Prompt: Filter the data below for the string "Indexed" and copy each matching line.

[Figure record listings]
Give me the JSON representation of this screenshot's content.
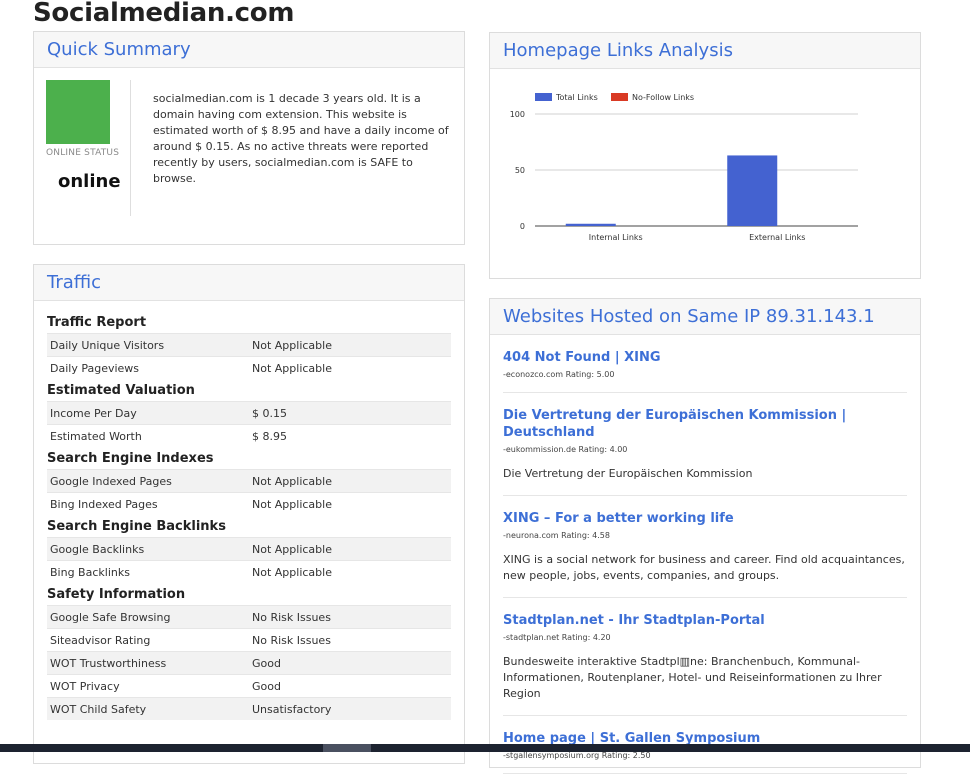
{
  "site_title": "Socialmedian.com",
  "summary": {
    "header": "Quick Summary",
    "status_label": "ONLINE STATUS",
    "status_value": "online",
    "status_color": "#4cb04c",
    "text": "socialmedian.com is 1 decade 3 years old. It is a domain having com extension. This website is estimated worth of $ 8.95 and have a daily income of around $ 0.15. As no active threats were reported recently by users, socialmedian.com is SAFE to browse."
  },
  "traffic": {
    "header": "Traffic",
    "sections": [
      {
        "title": "Traffic Report",
        "rows": [
          [
            "Daily Unique Visitors",
            "Not Applicable"
          ],
          [
            "Daily Pageviews",
            "Not Applicable"
          ]
        ]
      },
      {
        "title": "Estimated Valuation",
        "rows": [
          [
            "Income Per Day",
            "$ 0.15"
          ],
          [
            "Estimated Worth",
            "$ 8.95"
          ]
        ]
      },
      {
        "title": "Search Engine Indexes",
        "rows": [
          [
            "Google Indexed Pages",
            "Not Applicable"
          ],
          [
            "Bing Indexed Pages",
            "Not Applicable"
          ]
        ]
      },
      {
        "title": "Search Engine Backlinks",
        "rows": [
          [
            "Google Backlinks",
            "Not Applicable"
          ],
          [
            "Bing Backlinks",
            "Not Applicable"
          ]
        ]
      },
      {
        "title": "Safety Information",
        "rows": [
          [
            "Google Safe Browsing",
            "No Risk Issues"
          ],
          [
            "Siteadvisor Rating",
            "No Risk Issues"
          ],
          [
            "WOT Trustworthiness",
            "Good"
          ],
          [
            "WOT Privacy",
            "Good"
          ],
          [
            "WOT Child Safety",
            "Unsatisfactory"
          ]
        ]
      }
    ]
  },
  "links": {
    "header": "Homepage Links Analysis"
  },
  "chart_data": {
    "type": "bar",
    "categories": [
      "Internal Links",
      "External Links"
    ],
    "series": [
      {
        "name": "Total Links",
        "color": "#4462d0",
        "values": [
          2,
          63
        ]
      },
      {
        "name": "No-Follow Links",
        "color": "#d93a24",
        "values": [
          0,
          0
        ]
      }
    ],
    "yticks": [
      0,
      50,
      100
    ],
    "ylim": [
      0,
      100
    ],
    "grid": true,
    "legend": "top-left"
  },
  "hosted": {
    "header": "Websites Hosted on Same IP 89.31.143.1",
    "items": [
      {
        "title": "404 Not Found | XING",
        "meta": "-econozco.com Rating: 5.00",
        "desc": ""
      },
      {
        "title": "Die Vertretung der Europäischen Kommission | Deutschland",
        "meta": "-eukommission.de Rating: 4.00",
        "desc": "Die Vertretung der Europäischen Kommission"
      },
      {
        "title": "XING – For a better working life",
        "meta": "-neurona.com Rating: 4.58",
        "desc": "XING is a social network for business and career. Find old acquaintances, new people, jobs, events, companies, and groups."
      },
      {
        "title": "Stadtplan.net - Ihr Stadtplan-Portal",
        "meta": "-stadtplan.net Rating: 4.20",
        "desc": "Bundesweite interaktive Stadtpl▥ne: Branchenbuch, Kommunal-Informationen, Routenplaner, Hotel- und Reiseinformationen zu Ihrer Region"
      },
      {
        "title": "Home page | St. Gallen Symposium",
        "meta": "-stgallensymposium.org Rating: 2.50",
        "desc": ""
      }
    ]
  }
}
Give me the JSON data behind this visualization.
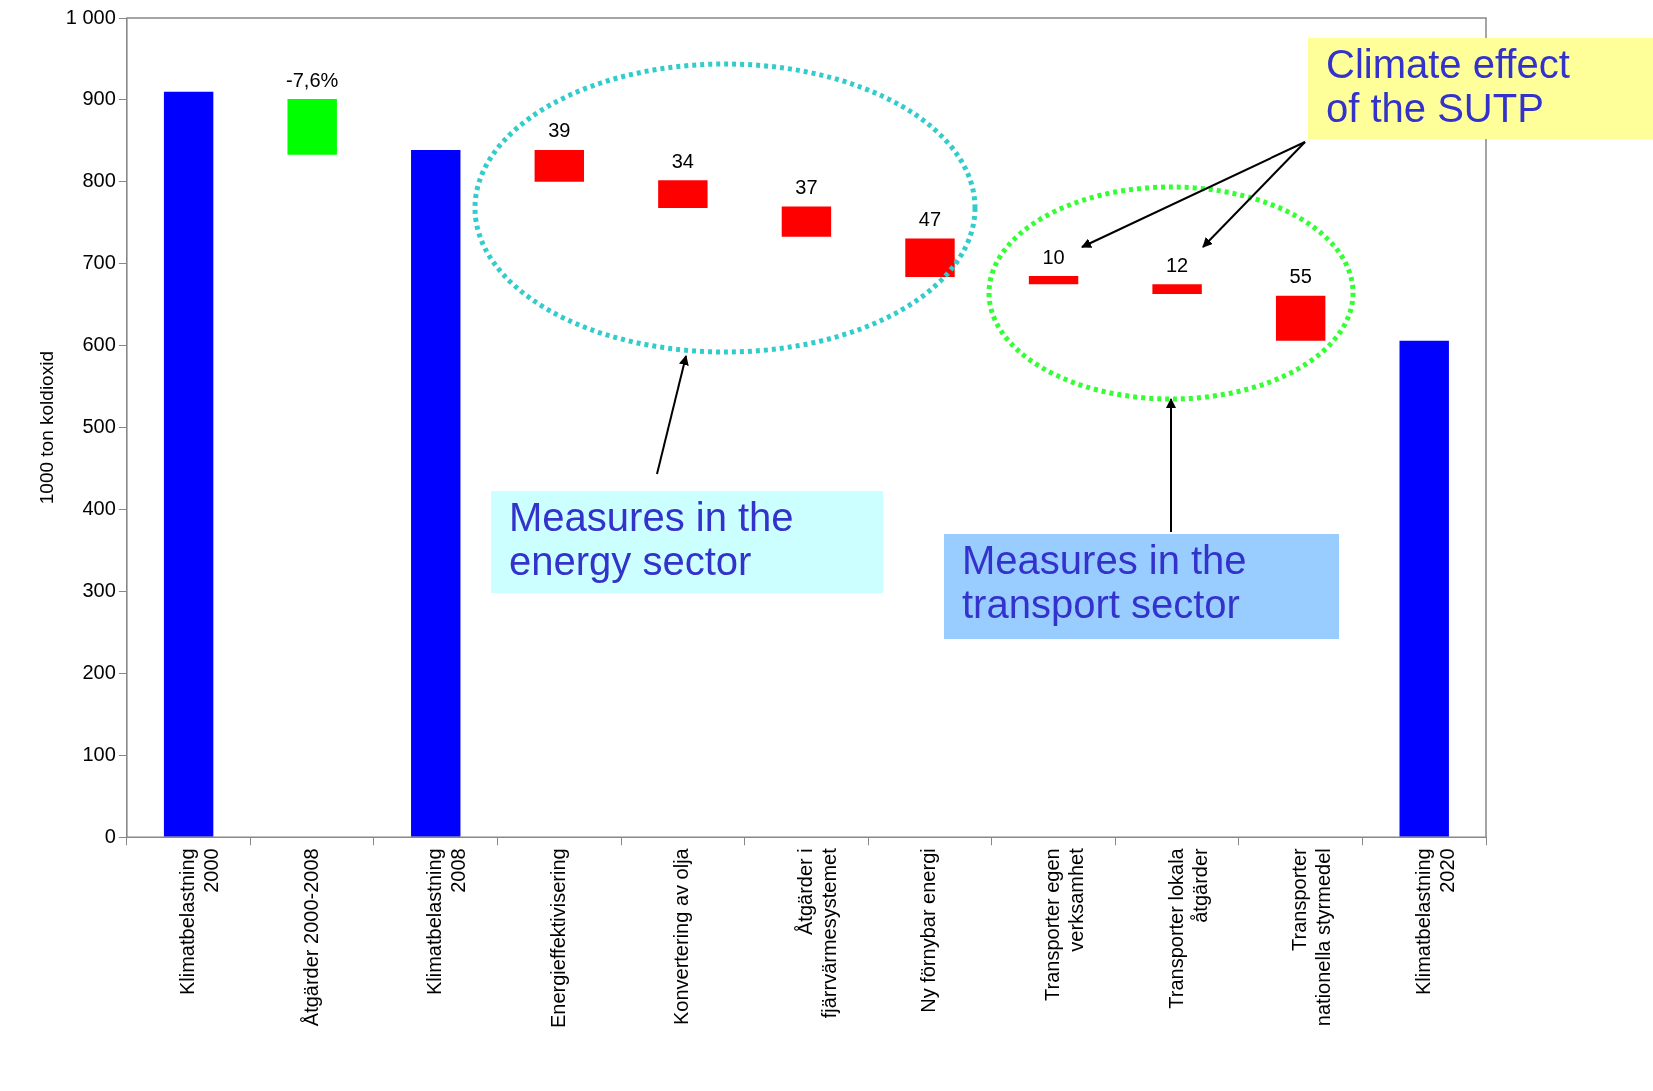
{
  "chart_data": {
    "type": "bar",
    "ylabel": "1000 ton koldioxid",
    "categories": [
      "Klimatbelastning\n2000",
      "Åtgärder 2000-2008",
      "Klimatbelastning\n2008",
      "Energieffektivisering",
      "Konvertering av olja",
      "Åtgärder i\nfjärrvärmesystemet",
      "Ny förnybar energi",
      "Transporter egen\nverksamhet",
      "Transporter lokala\nåtgärder",
      "Transporter\nnationella styrmedel",
      "Klimatbelastning\n2020"
    ],
    "values": [
      910,
      68,
      839,
      39,
      34,
      37,
      47,
      10,
      12,
      55,
      606
    ],
    "base": [
      0,
      833,
      0,
      800,
      768,
      733,
      684,
      675,
      663,
      606,
      0
    ],
    "colors": [
      "#0000ff",
      "#00ff00",
      "#0000ff",
      "#ff0000",
      "#ff0000",
      "#ff0000",
      "#ff0000",
      "#ff0000",
      "#ff0000",
      "#ff0000",
      "#0000ff"
    ],
    "value_labels": [
      null,
      null,
      null,
      "39",
      "34",
      "37",
      "47",
      "10",
      "12",
      "55",
      null
    ],
    "ylim": [
      0,
      1000
    ],
    "yticks": [
      0,
      100,
      200,
      300,
      400,
      500,
      600,
      700,
      800,
      900,
      {
        "value": 1000,
        "label": "1 000"
      }
    ],
    "grid": false,
    "legend": false,
    "annotations": [
      {
        "text": "-7,6%",
        "x": "Åtgärder 2000-2008",
        "y": 901
      },
      "Climate effect\nof the SUTP",
      "Measures in the\nenergy sector",
      "Measures in the\ntransport sector"
    ]
  }
}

Complete answer:
            "Google Indexed Pages",
            "Bing Indexed Pages",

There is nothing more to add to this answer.